EXERCISE DIRECTIONS: Return the listing below unchanged, minus its pictures.

DATA RECORDS:
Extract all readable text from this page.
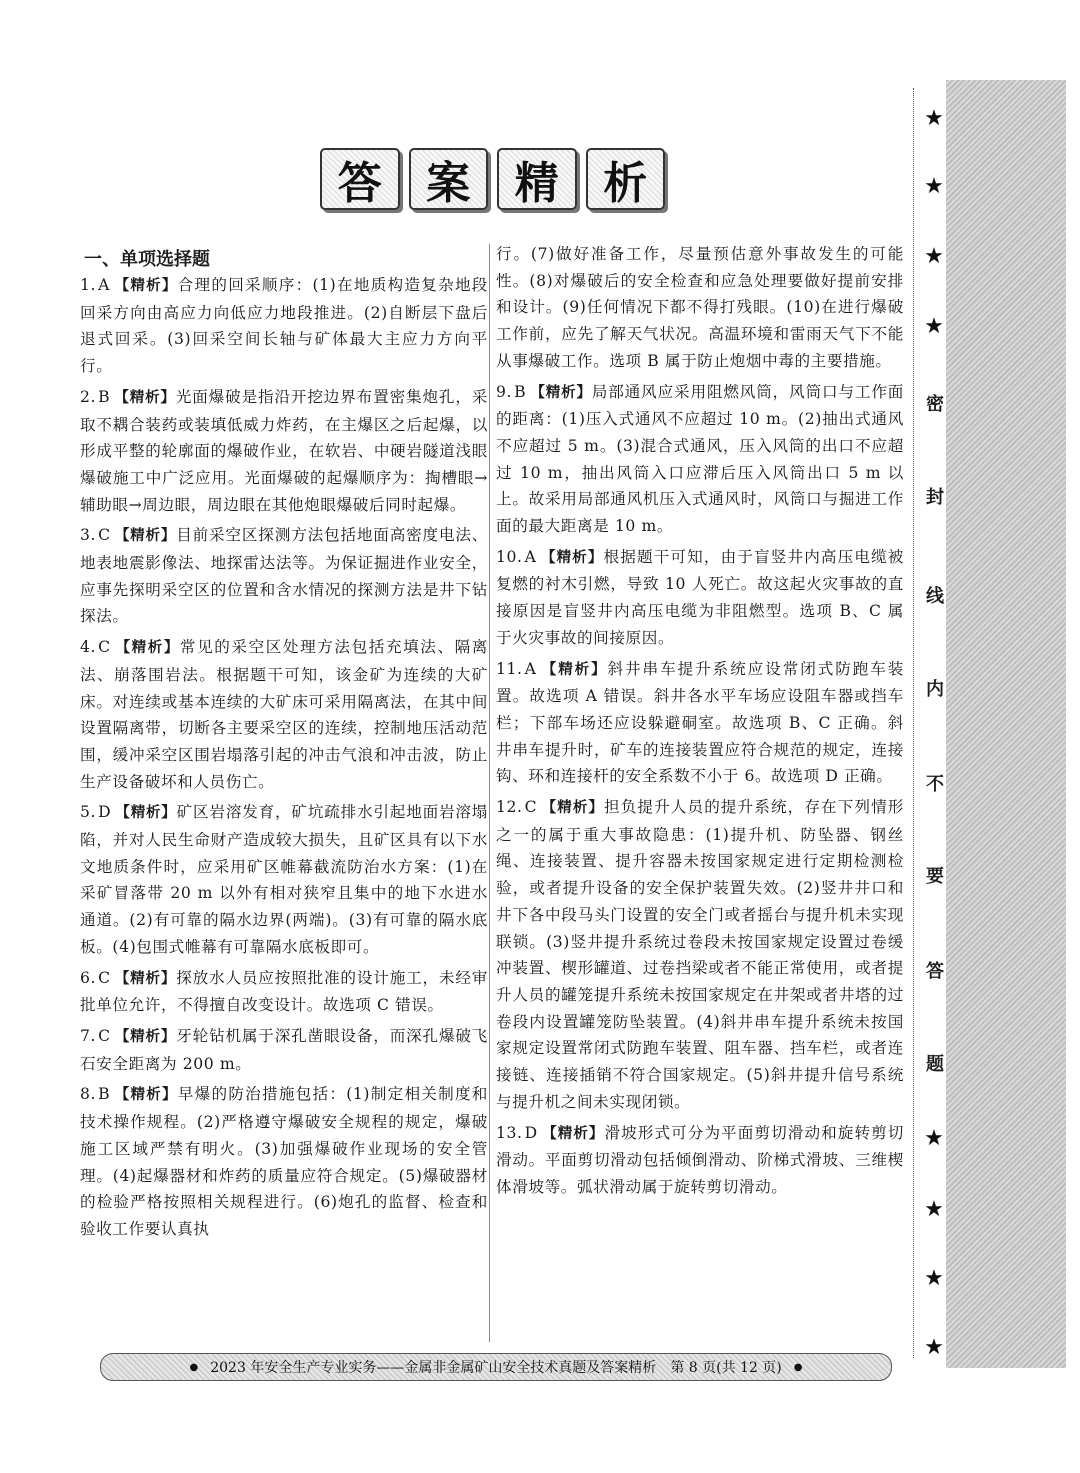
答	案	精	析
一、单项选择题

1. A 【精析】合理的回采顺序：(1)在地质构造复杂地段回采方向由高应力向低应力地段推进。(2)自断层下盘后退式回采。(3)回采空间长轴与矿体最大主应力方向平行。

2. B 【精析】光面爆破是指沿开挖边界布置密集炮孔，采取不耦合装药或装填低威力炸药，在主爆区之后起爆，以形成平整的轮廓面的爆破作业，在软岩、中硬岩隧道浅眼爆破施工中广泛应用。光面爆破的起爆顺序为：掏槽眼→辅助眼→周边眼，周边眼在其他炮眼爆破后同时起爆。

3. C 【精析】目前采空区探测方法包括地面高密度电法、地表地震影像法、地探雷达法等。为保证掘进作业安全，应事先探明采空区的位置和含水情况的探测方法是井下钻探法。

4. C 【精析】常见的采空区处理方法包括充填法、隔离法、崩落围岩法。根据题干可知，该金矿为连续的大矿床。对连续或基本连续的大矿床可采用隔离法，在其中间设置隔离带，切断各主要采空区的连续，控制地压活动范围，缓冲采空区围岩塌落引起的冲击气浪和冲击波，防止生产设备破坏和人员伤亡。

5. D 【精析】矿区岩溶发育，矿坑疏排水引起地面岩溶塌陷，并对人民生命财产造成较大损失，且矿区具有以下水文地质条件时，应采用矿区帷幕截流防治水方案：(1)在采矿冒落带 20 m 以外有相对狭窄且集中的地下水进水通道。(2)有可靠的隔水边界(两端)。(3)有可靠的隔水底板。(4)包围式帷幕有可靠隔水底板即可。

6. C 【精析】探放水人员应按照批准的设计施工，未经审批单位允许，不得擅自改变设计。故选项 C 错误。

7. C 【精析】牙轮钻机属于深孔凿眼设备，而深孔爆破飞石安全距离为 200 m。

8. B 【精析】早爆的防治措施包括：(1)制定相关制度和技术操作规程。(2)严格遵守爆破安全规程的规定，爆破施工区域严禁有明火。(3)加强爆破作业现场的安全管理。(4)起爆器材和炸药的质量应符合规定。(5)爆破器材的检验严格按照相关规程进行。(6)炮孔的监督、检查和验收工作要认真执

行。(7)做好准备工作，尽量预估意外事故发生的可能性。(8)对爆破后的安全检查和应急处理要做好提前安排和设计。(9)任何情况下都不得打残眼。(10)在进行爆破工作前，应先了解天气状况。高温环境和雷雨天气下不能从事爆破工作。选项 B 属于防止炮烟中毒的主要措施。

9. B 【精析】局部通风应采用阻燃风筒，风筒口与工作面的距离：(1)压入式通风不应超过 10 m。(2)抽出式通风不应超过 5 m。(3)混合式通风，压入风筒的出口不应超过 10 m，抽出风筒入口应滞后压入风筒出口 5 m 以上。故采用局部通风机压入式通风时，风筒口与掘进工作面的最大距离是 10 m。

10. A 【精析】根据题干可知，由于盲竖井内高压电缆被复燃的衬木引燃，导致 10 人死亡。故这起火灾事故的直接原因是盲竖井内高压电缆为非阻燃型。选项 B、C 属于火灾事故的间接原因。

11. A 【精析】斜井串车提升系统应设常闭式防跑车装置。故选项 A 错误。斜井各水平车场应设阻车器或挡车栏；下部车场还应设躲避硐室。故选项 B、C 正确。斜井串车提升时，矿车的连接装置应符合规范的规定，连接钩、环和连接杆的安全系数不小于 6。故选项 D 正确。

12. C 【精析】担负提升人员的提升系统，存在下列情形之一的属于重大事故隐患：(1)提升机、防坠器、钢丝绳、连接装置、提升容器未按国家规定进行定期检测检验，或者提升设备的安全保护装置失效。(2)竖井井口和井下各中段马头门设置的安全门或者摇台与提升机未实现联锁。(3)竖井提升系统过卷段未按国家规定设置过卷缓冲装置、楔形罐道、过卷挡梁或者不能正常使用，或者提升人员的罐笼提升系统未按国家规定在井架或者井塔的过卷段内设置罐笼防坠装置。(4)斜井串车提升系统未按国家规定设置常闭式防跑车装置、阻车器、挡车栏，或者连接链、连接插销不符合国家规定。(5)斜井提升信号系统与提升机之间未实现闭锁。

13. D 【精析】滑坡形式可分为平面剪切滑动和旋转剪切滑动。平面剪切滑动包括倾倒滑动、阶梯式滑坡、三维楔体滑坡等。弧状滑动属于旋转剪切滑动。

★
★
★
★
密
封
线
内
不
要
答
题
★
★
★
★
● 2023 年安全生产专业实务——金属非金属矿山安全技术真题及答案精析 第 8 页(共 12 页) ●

SOLVED PROBLEM:
Extract all readable text from this page.
答	案	精	析
一、单项选择题

1. A 【精析】合理的回采顺序：(1)在地质构造复杂地段回采方向由高应力向低应力地段推进。(2)自断层下盘后退式回采。(3)回采空间长轴与矿体最大主应力方向平行。

2. B 【精析】光面爆破是指沿开挖边界布置密集炮孔，采取不耦合装药或装填低威力炸药，在主爆区之后起爆，以形成平整的轮廓面的爆破作业，在软岩、中硬岩隧道浅眼爆破施工中广泛应用。光面爆破的起爆顺序为：掏槽眼→辅助眼→周边眼，周边眼在其他炮眼爆破后同时起爆。

3. C 【精析】目前采空区探测方法包括地面高密度电法、地表地震影像法、地探雷达法等。为保证掘进作业安全，应事先探明采空区的位置和含水情况的探测方法是井下钻探法。

4. C 【精析】常见的采空区处理方法包括充填法、隔离法、崩落围岩法。根据题干可知，该金矿为连续的大矿床。对连续或基本连续的大矿床可采用隔离法，在其中间设置隔离带，切断各主要采空区的连续，控制地压活动范围，缓冲采空区围岩塌落引起的冲击气浪和冲击波，防止生产设备破坏和人员伤亡。

5. D 【精析】矿区岩溶发育，矿坑疏排水引起地面岩溶塌陷，并对人民生命财产造成较大损失，且矿区具有以下水文地质条件时，应采用矿区帷幕截流防治水方案：(1)在采矿冒落带 20 m 以外有相对狭窄且集中的地下水进水通道。(2)有可靠的隔水边界(两端)。(3)有可靠的隔水底板。(4)包围式帷幕有可靠隔水底板即可。

6. C 【精析】探放水人员应按照批准的设计施工，未经审批单位允许，不得擅自改变设计。故选项 C 错误。

7. C 【精析】牙轮钻机属于深孔凿眼设备，而深孔爆破飞石安全距离为 200 m。

8. B 【精析】早爆的防治措施包括：(1)制定相关制度和技术操作规程。(2)严格遵守爆破安全规程的规定，爆破施工区域严禁有明火。(3)加强爆破作业现场的安全管理。(4)起爆器材和炸药的质量应符合规定。(5)爆破器材的检验严格按照相关规程进行。(6)炮孔的监督、检查和验收工作要认真执

行。(7)做好准备工作，尽量预估意外事故发生的可能性。(8)对爆破后的安全检查和应急处理要做好提前安排和设计。(9)任何情况下都不得打残眼。(10)在进行爆破工作前，应先了解天气状况。高温环境和雷雨天气下不能从事爆破工作。选项 B 属于防止炮烟中毒的主要措施。

9. B 【精析】局部通风应采用阻燃风筒，风筒口与工作面的距离：(1)压入式通风不应超过 10 m。(2)抽出式通风不应超过 5 m。(3)混合式通风，压入风筒的出口不应超过 10 m，抽出风筒入口应滞后压入风筒出口 5 m 以上。故采用局部通风机压入式通风时，风筒口与掘进工作面的最大距离是 10 m。

10. A 【精析】根据题干可知，由于盲竖井内高压电缆被复燃的衬木引燃，导致 10 人死亡。故这起火灾事故的直接原因是盲竖井内高压电缆为非阻燃型。选项 B、C 属于火灾事故的间接原因。

11. A 【精析】斜井串车提升系统应设常闭式防跑车装置。故选项 A 错误。斜井各水平车场应设阻车器或挡车栏；下部车场还应设躲避硐室。故选项 B、C 正确。斜井串车提升时，矿车的连接装置应符合规范的规定，连接钩、环和连接杆的安全系数不小于 6。故选项 D 正确。

12. C 【精析】担负提升人员的提升系统，存在下列情形之一的属于重大事故隐患：(1)提升机、防坠器、钢丝绳、连接装置、提升容器未按国家规定进行定期检测检验，或者提升设备的安全保护装置失效。(2)竖井井口和井下各中段马头门设置的安全门或者摇台与提升机未实现联锁。(3)竖井提升系统过卷段未按国家规定设置过卷缓冲装置、楔形罐道、过卷挡梁或者不能正常使用，或者提升人员的罐笼提升系统未按国家规定在井架或者井塔的过卷段内设置罐笼防坠装置。(4)斜井串车提升系统未按国家规定设置常闭式防跑车装置、阻车器、挡车栏，或者连接链、连接插销不符合国家规定。(5)斜井提升信号系统与提升机之间未实现闭锁。

13. D 【精析】滑坡形式可分为平面剪切滑动和旋转剪切滑动。平面剪切滑动包括倾倒滑动、阶梯式滑坡、三维楔体滑坡等。弧状滑动属于旋转剪切滑动。

★
★
★
★
密
封
线
内
不
要
答
题
★
★
★
★
● 2023 年安全生产专业实务——金属非金属矿山安全技术真题及答案精析 第 8 页(共 12 页) ●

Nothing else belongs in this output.